━━━ ITEMS

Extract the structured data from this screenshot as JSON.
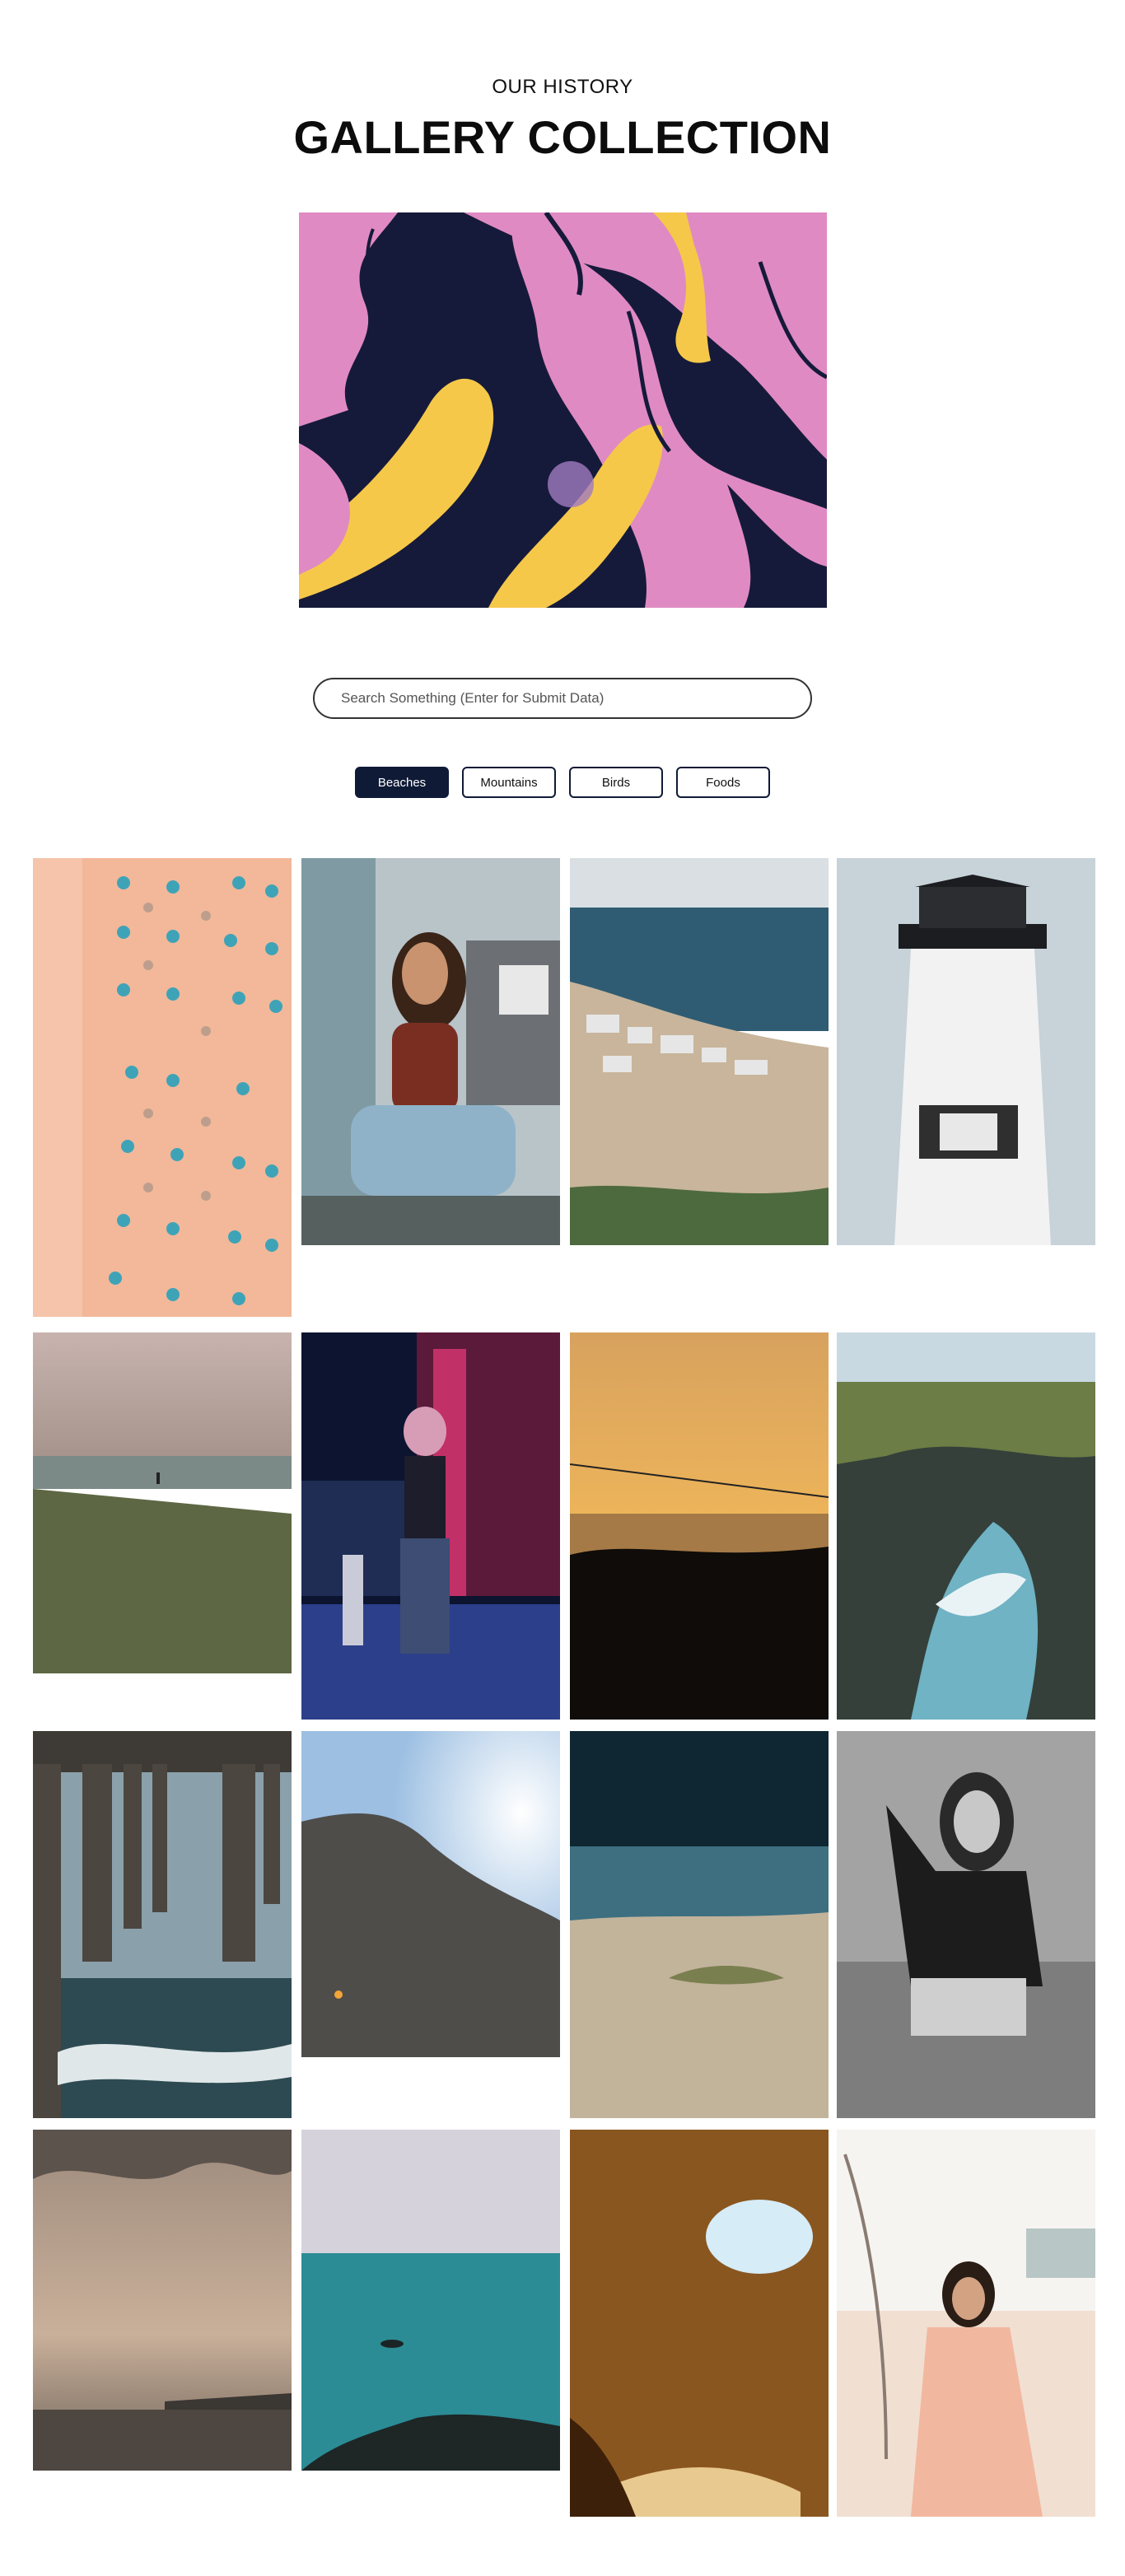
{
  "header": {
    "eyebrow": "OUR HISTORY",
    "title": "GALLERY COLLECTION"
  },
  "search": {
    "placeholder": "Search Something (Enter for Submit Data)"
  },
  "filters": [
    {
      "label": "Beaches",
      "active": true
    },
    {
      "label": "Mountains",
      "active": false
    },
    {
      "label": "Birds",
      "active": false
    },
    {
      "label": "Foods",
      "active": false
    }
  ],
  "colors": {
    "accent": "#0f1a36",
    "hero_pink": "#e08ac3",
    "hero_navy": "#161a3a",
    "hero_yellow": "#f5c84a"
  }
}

━━━━━━

* [STATED EXERCISE]: Omit the images and transcribe all of the records above word for word.

* [RESPONSE]:
Extract the structured data from this screenshot as JSON.
{
  "header": {
    "eyebrow": "OUR HISTORY",
    "title": "GALLERY COLLECTION"
  },
  "search": {
    "placeholder": "Search Something (Enter for Submit Data)"
  },
  "filters": [
    {
      "label": "Beaches",
      "active": true
    },
    {
      "label": "Mountains",
      "active": false
    },
    {
      "label": "Birds",
      "active": false
    },
    {
      "label": "Foods",
      "active": false
    }
  ],
  "colors": {
    "accent": "#0f1a36",
    "hero_pink": "#e08ac3",
    "hero_navy": "#161a3a",
    "hero_yellow": "#f5c84a"
  }
}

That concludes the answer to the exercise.